* **Text excerpt**
%%
Nojoom al Baazah () is a Libyan football club currently playing the Libyan Second Division. The club is based in Baazah, a city in Zliten, near Misrata. They are in Group B of the Second Division.

History
The idea of founding the club Baazah Club of Zleetn was initially gathered by the youth sports area in the city of Zliten, and this idea was accepted with much encouragement by the people of the region.

This forum (Bazh Sports Forum) was established  on 23 July 1984. The adoption of the forum secretariat by the General Sports Committee was accepted officially on 11 October 1984 and the people of the region participated in many events and games at national level, under the name of Baazah Sports Forum.

Then began the important transformation and development, which was most important for the city of Baazah in Zliten, when the Forum became Baazah Sporting, Social and Cultural Club on 31 December 1984.

The adoption of this sporting, social and cultural club was the result of an agreement of Baazah Sports Forum to all of the conditions that the National Commission of Sports proposed for transfer to a Sporting, Social and Cultural Club. And so Baazah Sports Forum changed its name to Baazah Stars Sporting, Social & Cultural Club.
%%
* **Task 1**
According to the text about the Nojoom al Baazah football club, on what date did the forum become Baazah Sporting, Social and Cultural Club?
* **Task 2**
Quote the stretch of the football club text from "Nojoom al Baazah" through "Baazah Sports Forum.".

* **Record excerpts**
%%
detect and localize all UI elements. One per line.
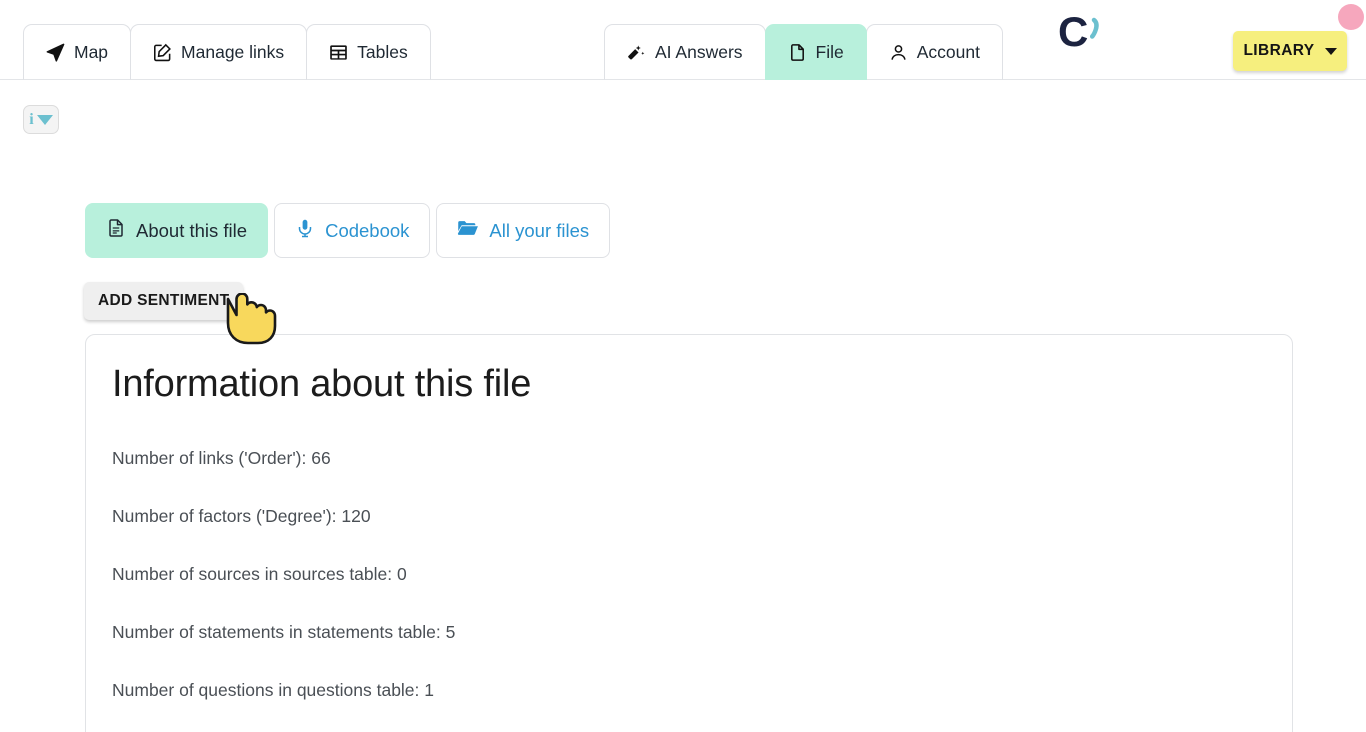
nav-tab-tables-label: Tables (357, 41, 408, 62)
card-title: Information about this file (112, 363, 532, 405)
info-line-sources: Number of sources in sources table: 0 (112, 564, 407, 584)
svg-text:C: C (1058, 8, 1088, 55)
nav-tab-ai-answers-label: AI Answers (655, 41, 743, 62)
subtab-codebook-label: Codebook (325, 219, 410, 241)
subtab-all-your-files[interactable]: All your files (436, 203, 611, 258)
nav-tab-account-label: Account (916, 41, 980, 62)
nav-tab-tables[interactable]: Tables (306, 24, 431, 80)
add-sentiment-button[interactable]: ADD SENTIMENT (84, 282, 244, 320)
nav-tab-manage-links[interactable]: Manage links (130, 24, 308, 80)
magic-wand-icon (627, 43, 646, 62)
navigation-arrow-icon (46, 43, 65, 62)
chevron-down-icon (1324, 47, 1337, 55)
primary-nav-tabs-left: Map Manage links Tables (23, 24, 431, 80)
nav-tab-file[interactable]: File (764, 24, 867, 80)
subtab-about-this-file-label: About this file (136, 219, 248, 241)
info-line-statements: Number of statements in statements table… (112, 622, 456, 642)
subtab-about-this-file[interactable]: About this file (85, 203, 269, 258)
subtab-all-your-files-label: All your files (489, 219, 590, 241)
brand-logo[interactable]: C (1058, 8, 1110, 58)
pencil-square-icon (153, 43, 172, 62)
info-line-factors: Number of factors ('Degree'): 120 (112, 506, 371, 526)
microphone-icon (295, 218, 315, 243)
info-line-links: Number of links ('Order'): 66 (112, 448, 331, 468)
nav-tab-map-label: Map (74, 41, 109, 62)
file-information-card: Information about this file Number of li… (85, 334, 1293, 732)
file-text-icon (106, 218, 126, 243)
person-icon (889, 43, 908, 62)
nav-tab-file-label: File (815, 41, 844, 62)
info-letter-icon: i (29, 110, 34, 128)
file-section-tabs: About this file Codebook All your files (85, 203, 611, 258)
info-dropdown-toggle[interactable]: i (23, 105, 59, 134)
table-grid-icon (329, 43, 348, 62)
info-line-questions: Number of questions in questions table: … (112, 680, 434, 700)
primary-nav-tabs-mid: AI Answers File Account (604, 24, 1003, 80)
folder-open-icon (457, 218, 479, 243)
nav-tab-map[interactable]: Map (23, 24, 132, 80)
nav-tab-account[interactable]: Account (865, 24, 1003, 80)
library-dropdown-button[interactable]: LIBRARY (1233, 31, 1347, 71)
library-button-label: LIBRARY (1243, 42, 1315, 59)
subtab-codebook[interactable]: Codebook (274, 203, 431, 258)
nav-tab-ai-answers[interactable]: AI Answers (604, 24, 766, 80)
nav-tab-manage-links-label: Manage links (181, 41, 285, 62)
top-navigation-bar: Map Manage links Tables AI Answers File … (0, 0, 1366, 80)
app-root: Map Manage links Tables AI Answers File … (0, 0, 1366, 732)
notification-dot[interactable] (1338, 4, 1364, 30)
file-document-icon (788, 43, 807, 62)
triangle-down-icon (36, 114, 53, 125)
%%
* **Full answer 1**
31 December 1984

* **Full answer 2**
Nojoom al Baazah () is a Libyan football club currently playing the Libyan Second Division. The club is based in Baazah, a city in Zliten, near Misrata. They are in Group B of the Second Division.

History
The idea of founding the club Baazah Club of Zleetn was initially gathered by the youth sports area in the city of Zliten, and this idea was accepted with much encouragement by the people of the region.

This forum (Bazh Sports Forum) was established  on 23 July 1984. The adoption of the forum secretariat by the General Sports Committee was accepted officially on 11 October 1984 and the people of the region participated in many events and games at national level, under the name of Baazah Sports Forum.